Entries supplied:

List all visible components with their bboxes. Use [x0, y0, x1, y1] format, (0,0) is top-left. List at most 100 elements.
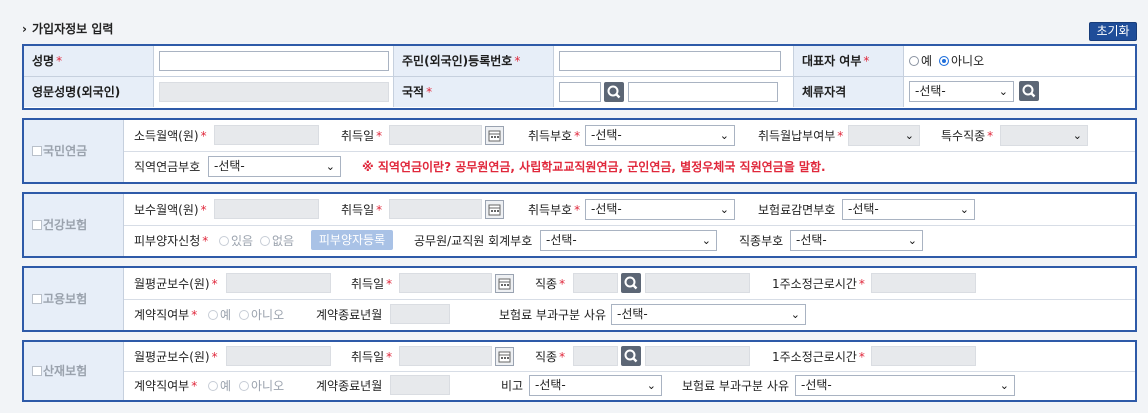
employment-checkbox[interactable]: 고용보험 — [32, 291, 87, 307]
reset-button[interactable]: 초기화 — [1089, 22, 1137, 41]
pension-month-pay-select[interactable]: ⌄ — [848, 125, 920, 146]
health-checkbox[interactable]: 건강보험 — [32, 217, 87, 233]
radio-icon — [239, 381, 249, 391]
rrn-input[interactable] — [559, 51, 781, 71]
radio-icon — [219, 236, 229, 246]
employment-section: 고용보험 월평균보수(원) * 취득일 * 직종 * 1주소정근로시간 * 계약직여부 *… — [22, 266, 1137, 332]
health-pay-input[interactable] — [214, 199, 319, 219]
health-acq-code-label: 취득부호 * — [528, 203, 581, 217]
calendar-icon[interactable] — [485, 126, 504, 145]
pension-checkbox[interactable]: 국민연금 — [32, 143, 87, 159]
search-icon — [607, 85, 621, 99]
calendar-icon[interactable] — [495, 347, 514, 366]
rep-no-option[interactable]: 아니오 — [939, 53, 984, 69]
accident-job-search-button[interactable] — [621, 346, 641, 366]
nationality-name-input[interactable] — [628, 82, 778, 102]
name-input[interactable] — [159, 51, 389, 71]
checkbox-icon — [32, 366, 42, 376]
employment-job-code-input[interactable] — [573, 273, 618, 293]
radio-icon — [208, 381, 218, 391]
dependent-no-option[interactable]: 없음 — [260, 233, 294, 249]
nationality-label: 국적 * — [394, 77, 554, 107]
health-reduction-label: 보험료감면부호 — [758, 203, 836, 217]
accident-acq-date-input[interactable] — [399, 346, 492, 366]
accident-contract-label: 계약직여부 * — [134, 379, 198, 393]
pension-acq-code-select[interactable]: -선택- ⌄ — [585, 125, 735, 146]
accident-end-input[interactable] — [390, 375, 450, 395]
accident-end-label: 계약종료년월 — [316, 379, 383, 393]
employment-acq-date-label: 취득일 * — [351, 277, 393, 291]
chevron-right-icon: › — [22, 22, 27, 36]
chevron-down-icon: ⌄ — [719, 203, 729, 216]
pension-income-label: 소득월액(원) * — [134, 129, 207, 143]
employment-contract-no[interactable]: 아니오 — [239, 307, 284, 323]
checkbox-icon — [32, 146, 42, 156]
radio-icon — [260, 236, 270, 246]
health-acq-code-select[interactable]: -선택- ⌄ — [585, 199, 735, 220]
accident-section: 산재보험 월평균보수(원) * 취득일 * 직종 * 1주소정근로시간 * 계약직여부 *… — [22, 340, 1137, 402]
pension-acq-date-input[interactable] — [389, 125, 482, 145]
employment-job-search-button[interactable] — [621, 273, 641, 293]
chevron-down-icon: ⌄ — [325, 160, 335, 173]
subscriber-info-table: 성명 * 주민(외국인)등록번호 * 대표자 여부 * 예 아니오 영문성명(외국인)… — [22, 44, 1137, 110]
employment-reason-select[interactable]: -선택- ⌄ — [611, 304, 806, 325]
health-pay-label: 보수월액(원) * — [134, 203, 207, 217]
radio-selected-icon — [939, 56, 949, 66]
nationality-code-input[interactable] — [559, 82, 601, 102]
employment-end-input[interactable] — [390, 304, 450, 324]
accident-job-label: 직종 * — [535, 350, 566, 364]
employment-avg-pay-input[interactable] — [226, 273, 331, 293]
pension-income-input[interactable] — [214, 125, 319, 145]
dependent-label: 피부양자신청 * — [134, 234, 209, 248]
accident-contract-yes[interactable]: 예 — [208, 378, 231, 394]
account-code-label: 공무원/교직원 회계부호 — [414, 234, 533, 248]
chevron-down-icon: ⌄ — [999, 379, 1009, 392]
dependent-yes-option[interactable]: 있음 — [219, 233, 253, 249]
pension-special-job-label: 특수직종 * — [941, 129, 994, 143]
employment-acq-date-input[interactable] — [399, 273, 492, 293]
employment-hours-input[interactable] — [871, 273, 976, 293]
employment-job-name-input[interactable] — [645, 273, 750, 293]
health-acq-date-input[interactable] — [389, 199, 482, 219]
employment-contract-yes[interactable]: 예 — [208, 307, 231, 323]
chevron-down-icon: ⌄ — [1072, 129, 1082, 142]
chevron-down-icon: ⌄ — [904, 129, 914, 142]
visa-select[interactable]: -선택- ⌄ — [909, 81, 1014, 102]
accident-remark-select[interactable]: -선택- ⌄ — [529, 375, 662, 396]
dependent-register-button[interactable]: 피부양자등록 — [311, 230, 393, 250]
accident-checkbox[interactable]: 산재보험 — [32, 363, 87, 379]
calendar-icon[interactable] — [495, 274, 514, 293]
chevron-down-icon: ⌄ — [701, 234, 711, 247]
radio-icon — [239, 310, 249, 320]
accident-avg-pay-input[interactable] — [226, 346, 331, 366]
rep-yes-option[interactable]: 예 — [909, 53, 932, 69]
job-code-select[interactable]: -선택- ⌄ — [790, 230, 923, 251]
job-pension-select[interactable]: -선택- ⌄ — [208, 156, 341, 177]
chevron-down-icon: ⌄ — [719, 129, 729, 142]
chevron-down-icon: ⌄ — [998, 85, 1008, 98]
checkbox-icon — [32, 220, 42, 230]
pension-acq-code-label: 취득부호 * — [528, 129, 581, 143]
accident-hours-label: 1주소정근로시간 * — [772, 350, 865, 364]
accident-hours-input[interactable] — [871, 346, 976, 366]
eng-name-label: 영문성명(외국인) — [24, 77, 154, 107]
rep-label: 대표자 여부 * — [794, 46, 904, 76]
accident-job-code-input[interactable] — [573, 346, 618, 366]
search-icon — [624, 349, 638, 363]
eng-name-input[interactable] — [159, 82, 389, 102]
account-code-select[interactable]: -선택- ⌄ — [540, 230, 717, 251]
accident-job-name-input[interactable] — [645, 346, 750, 366]
health-reduction-select[interactable]: -선택- ⌄ — [842, 199, 975, 220]
calendar-icon[interactable] — [485, 200, 504, 219]
pension-section: 국민연금 소득월액(원) * 취득일 * 취득부호 * -선택- ⌄ 취득월납부여부 * … — [22, 118, 1137, 184]
visa-label: 체류자격 — [794, 77, 904, 107]
accident-contract-no[interactable]: 아니오 — [239, 378, 284, 394]
accident-reason-select[interactable]: -선택- ⌄ — [795, 375, 1015, 396]
job-pension-notice: ※ 직역연금이란? 공무원연금, 사립학교교직원연금, 군인연금, 별정우체국 … — [362, 160, 826, 174]
search-icon — [1022, 84, 1036, 98]
chevron-down-icon: ⌄ — [646, 379, 656, 392]
visa-search-button[interactable] — [1019, 81, 1039, 101]
radio-icon — [909, 56, 919, 66]
nationality-search-button[interactable] — [604, 82, 624, 102]
pension-special-job-select[interactable]: ⌄ — [1000, 125, 1088, 146]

What is being asked: Output the listing above again word for word, from start to finish, leaving out the pictures.

Written solution:
List all visible components with their bboxes. Use [x0, y0, x1, y1] format, (0,0) is top-left. List at most 100 elements.
employment-checkbox[interactable]: 고용보험 — [32, 291, 87, 307]
reset-button[interactable]: 초기화 — [1089, 22, 1137, 41]
pension-month-pay-select[interactable]: ⌄ — [848, 125, 920, 146]
health-checkbox[interactable]: 건강보험 — [32, 217, 87, 233]
radio-icon — [239, 381, 249, 391]
rrn-input[interactable] — [559, 51, 781, 71]
radio-icon — [219, 236, 229, 246]
employment-section: 고용보험 월평균보수(원) * 취득일 * 직종 * 1주소정근로시간 * 계약직여부 *… — [22, 266, 1137, 332]
health-pay-input[interactable] — [214, 199, 319, 219]
health-acq-code-label: 취득부호 * — [528, 203, 581, 217]
calendar-icon[interactable] — [485, 126, 504, 145]
pension-checkbox[interactable]: 국민연금 — [32, 143, 87, 159]
search-icon — [607, 85, 621, 99]
calendar-icon[interactable] — [495, 347, 514, 366]
rep-no-option[interactable]: 아니오 — [939, 53, 984, 69]
accident-job-search-button[interactable] — [621, 346, 641, 366]
nationality-name-input[interactable] — [628, 82, 778, 102]
name-input[interactable] — [159, 51, 389, 71]
checkbox-icon — [32, 366, 42, 376]
employment-job-code-input[interactable] — [573, 273, 618, 293]
radio-icon — [208, 381, 218, 391]
dependent-no-option[interactable]: 없음 — [260, 233, 294, 249]
nationality-label: 국적 * — [394, 77, 554, 107]
health-reduction-label: 보험료감면부호 — [758, 203, 836, 217]
accident-acq-date-input[interactable] — [399, 346, 492, 366]
accident-contract-label: 계약직여부 * — [134, 379, 198, 393]
pension-acq-code-select[interactable]: -선택- ⌄ — [585, 125, 735, 146]
accident-end-input[interactable] — [390, 375, 450, 395]
accident-end-label: 계약종료년월 — [316, 379, 383, 393]
employment-acq-date-label: 취득일 * — [351, 277, 393, 291]
chevron-right-icon: › — [22, 22, 27, 36]
chevron-down-icon: ⌄ — [719, 203, 729, 216]
pension-income-label: 소득월액(원) * — [134, 129, 207, 143]
employment-contract-no[interactable]: 아니오 — [239, 307, 284, 323]
checkbox-icon — [32, 146, 42, 156]
radio-icon — [260, 236, 270, 246]
health-acq-code-select[interactable]: -선택- ⌄ — [585, 199, 735, 220]
accident-section: 산재보험 월평균보수(원) * 취득일 * 직종 * 1주소정근로시간 * 계약직여부 *… — [22, 340, 1137, 402]
pension-acq-date-input[interactable] — [389, 125, 482, 145]
employment-job-search-button[interactable] — [621, 273, 641, 293]
chevron-down-icon: ⌄ — [325, 160, 335, 173]
subscriber-info-table: 성명 * 주민(외국인)등록번호 * 대표자 여부 * 예 아니오 영문성명(외국인)… — [22, 44, 1137, 110]
employment-reason-select[interactable]: -선택- ⌄ — [611, 304, 806, 325]
health-pay-label: 보수월액(원) * — [134, 203, 207, 217]
radio-selected-icon — [939, 56, 949, 66]
nationality-code-input[interactable] — [559, 82, 601, 102]
employment-end-input[interactable] — [390, 304, 450, 324]
accident-job-label: 직종 * — [535, 350, 566, 364]
employment-avg-pay-input[interactable] — [226, 273, 331, 293]
pension-income-input[interactable] — [214, 125, 319, 145]
dependent-label: 피부양자신청 * — [134, 234, 209, 248]
accident-contract-yes[interactable]: 예 — [208, 378, 231, 394]
account-code-label: 공무원/교직원 회계부호 — [414, 234, 533, 248]
chevron-down-icon: ⌄ — [999, 379, 1009, 392]
dependent-yes-option[interactable]: 있음 — [219, 233, 253, 249]
pension-special-job-label: 특수직종 * — [941, 129, 994, 143]
employment-acq-date-input[interactable] — [399, 273, 492, 293]
employment-hours-input[interactable] — [871, 273, 976, 293]
employment-job-name-input[interactable] — [645, 273, 750, 293]
health-acq-date-input[interactable] — [389, 199, 482, 219]
employment-contract-yes[interactable]: 예 — [208, 307, 231, 323]
chevron-down-icon: ⌄ — [1072, 129, 1082, 142]
chevron-down-icon: ⌄ — [904, 129, 914, 142]
visa-select[interactable]: -선택- ⌄ — [909, 81, 1014, 102]
accident-remark-select[interactable]: -선택- ⌄ — [529, 375, 662, 396]
dependent-register-button[interactable]: 피부양자등록 — [311, 230, 393, 250]
accident-checkbox[interactable]: 산재보험 — [32, 363, 87, 379]
calendar-icon[interactable] — [495, 274, 514, 293]
chevron-down-icon: ⌄ — [701, 234, 711, 247]
radio-icon — [239, 310, 249, 320]
accident-avg-pay-input[interactable] — [226, 346, 331, 366]
rep-yes-option[interactable]: 예 — [909, 53, 932, 69]
job-code-select[interactable]: -선택- ⌄ — [790, 230, 923, 251]
job-pension-select[interactable]: -선택- ⌄ — [208, 156, 341, 177]
chevron-down-icon: ⌄ — [719, 129, 729, 142]
chevron-down-icon: ⌄ — [998, 85, 1008, 98]
checkbox-icon — [32, 220, 42, 230]
pension-acq-code-label: 취득부호 * — [528, 129, 581, 143]
accident-hours-label: 1주소정근로시간 * — [772, 350, 865, 364]
accident-hours-input[interactable] — [871, 346, 976, 366]
eng-name-label: 영문성명(외국인) — [24, 77, 154, 107]
rep-label: 대표자 여부 * — [794, 46, 904, 76]
accident-job-code-input[interactable] — [573, 346, 618, 366]
search-icon — [624, 349, 638, 363]
eng-name-input[interactable] — [159, 82, 389, 102]
account-code-select[interactable]: -선택- ⌄ — [540, 230, 717, 251]
accident-job-name-input[interactable] — [645, 346, 750, 366]
health-reduction-select[interactable]: -선택- ⌄ — [842, 199, 975, 220]
calendar-icon[interactable] — [485, 200, 504, 219]
pension-section: 국민연금 소득월액(원) * 취득일 * 취득부호 * -선택- ⌄ 취득월납부여부 * … — [22, 118, 1137, 184]
visa-label: 체류자격 — [794, 77, 904, 107]
accident-contract-no[interactable]: 아니오 — [239, 378, 284, 394]
accident-reason-select[interactable]: -선택- ⌄ — [795, 375, 1015, 396]
job-pension-notice: ※ 직역연금이란? 공무원연금, 사립학교교직원연금, 군인연금, 별정우체국 … — [362, 160, 826, 174]
search-icon — [1022, 84, 1036, 98]
chevron-down-icon: ⌄ — [646, 379, 656, 392]
visa-search-button[interactable] — [1019, 81, 1039, 101]
radio-icon — [909, 56, 919, 66]
nationality-search-button[interactable] — [604, 82, 624, 102]
pension-special-job-select[interactable]: ⌄ — [1000, 125, 1088, 146]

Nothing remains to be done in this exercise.